━━ Source data ━━
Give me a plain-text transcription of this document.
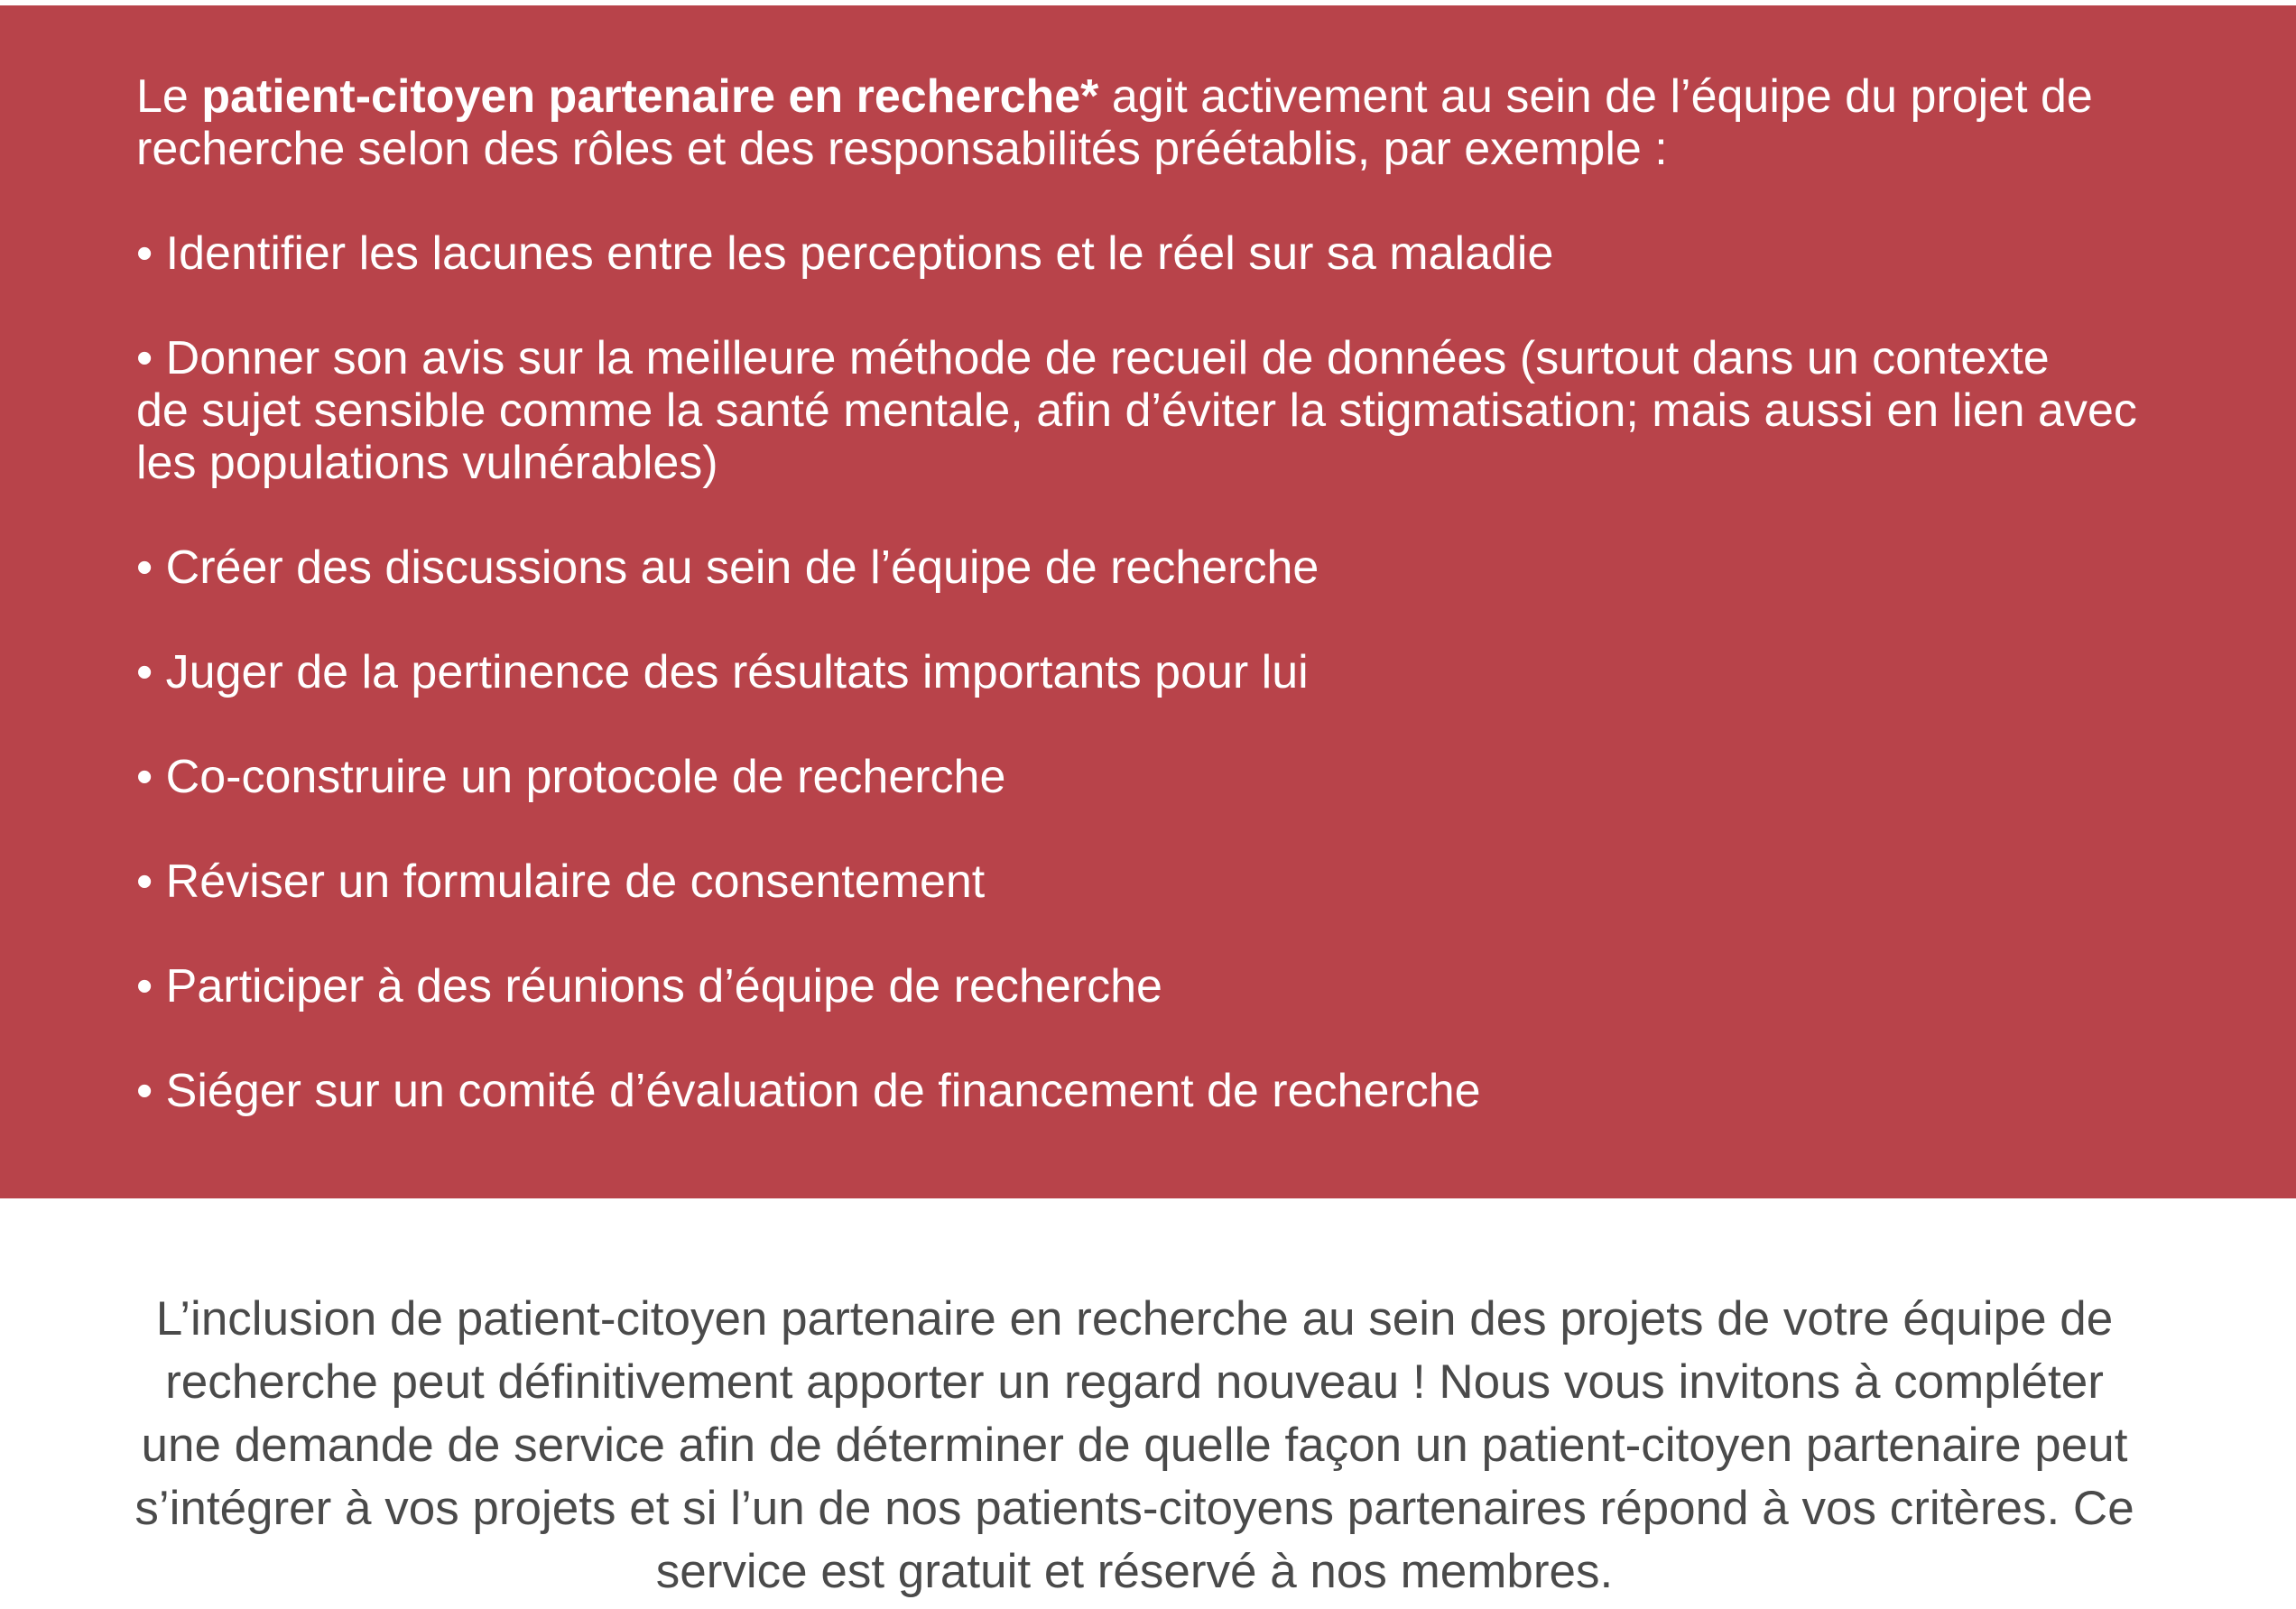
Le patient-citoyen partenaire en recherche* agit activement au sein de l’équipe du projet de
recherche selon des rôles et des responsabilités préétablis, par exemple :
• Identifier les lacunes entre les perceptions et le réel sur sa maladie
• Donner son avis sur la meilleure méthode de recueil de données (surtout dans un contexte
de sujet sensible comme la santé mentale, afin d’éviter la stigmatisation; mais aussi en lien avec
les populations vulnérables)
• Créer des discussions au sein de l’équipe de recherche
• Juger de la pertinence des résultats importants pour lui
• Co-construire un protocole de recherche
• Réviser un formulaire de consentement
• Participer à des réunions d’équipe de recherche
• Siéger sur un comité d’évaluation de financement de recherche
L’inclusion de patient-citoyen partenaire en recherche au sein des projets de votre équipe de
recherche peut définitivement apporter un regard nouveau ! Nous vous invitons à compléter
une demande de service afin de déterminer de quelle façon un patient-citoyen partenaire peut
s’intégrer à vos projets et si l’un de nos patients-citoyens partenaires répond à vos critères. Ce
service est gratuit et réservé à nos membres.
━━━
Show, from the records above, every line that includes "service".

une demande de service afin de déterminer de quelle façon un patient-citoyen partenaire peut
service est gratuit et réservé à nos membres.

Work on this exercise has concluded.